(Stored records)
/---
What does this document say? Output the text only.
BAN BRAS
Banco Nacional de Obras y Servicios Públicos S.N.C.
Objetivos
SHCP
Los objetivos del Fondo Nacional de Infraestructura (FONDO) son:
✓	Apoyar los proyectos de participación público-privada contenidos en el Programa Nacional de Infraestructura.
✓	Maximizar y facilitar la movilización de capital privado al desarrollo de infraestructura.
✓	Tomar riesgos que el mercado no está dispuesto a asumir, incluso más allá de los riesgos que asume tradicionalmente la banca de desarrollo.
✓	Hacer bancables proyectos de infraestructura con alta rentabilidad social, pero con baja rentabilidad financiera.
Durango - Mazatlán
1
\---
/---
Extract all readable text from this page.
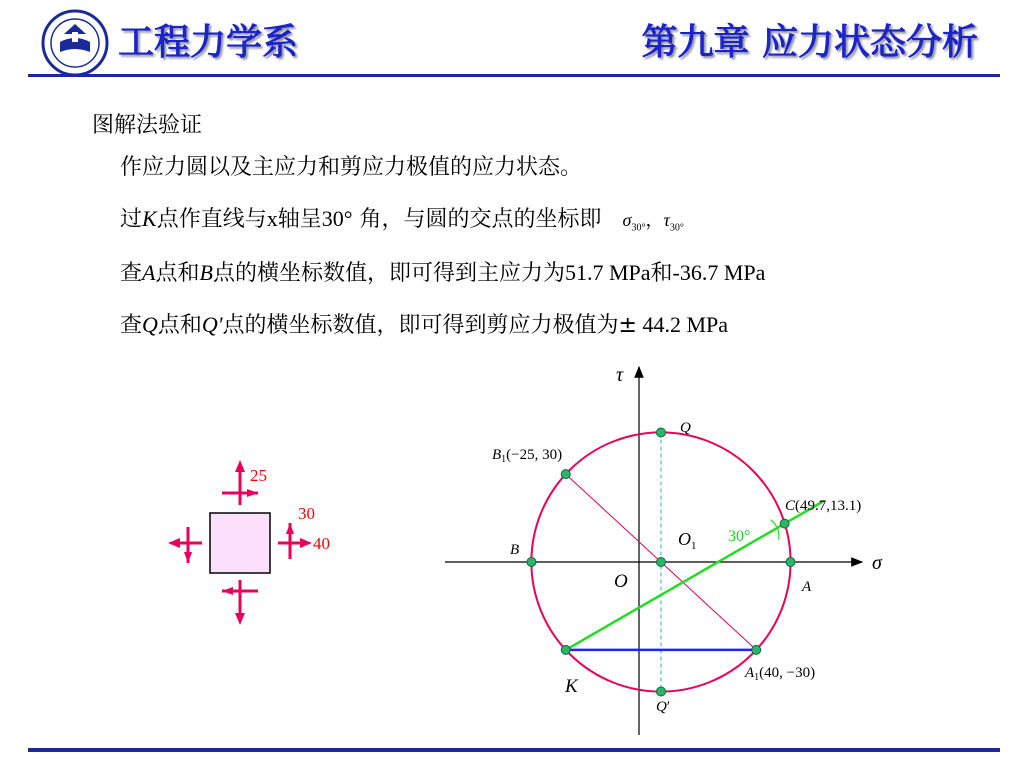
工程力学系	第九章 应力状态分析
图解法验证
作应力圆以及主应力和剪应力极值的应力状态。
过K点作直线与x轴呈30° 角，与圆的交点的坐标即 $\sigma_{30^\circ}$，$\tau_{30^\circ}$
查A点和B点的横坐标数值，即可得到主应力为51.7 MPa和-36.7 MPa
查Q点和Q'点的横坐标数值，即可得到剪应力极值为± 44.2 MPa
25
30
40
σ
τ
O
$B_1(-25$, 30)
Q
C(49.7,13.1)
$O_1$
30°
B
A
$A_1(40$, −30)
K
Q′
\---
### Prompt
Report every line in the data above in which the word "text" appears.

### Solved problem
What does this document say? Output the text only.
Extract all readable text from this page.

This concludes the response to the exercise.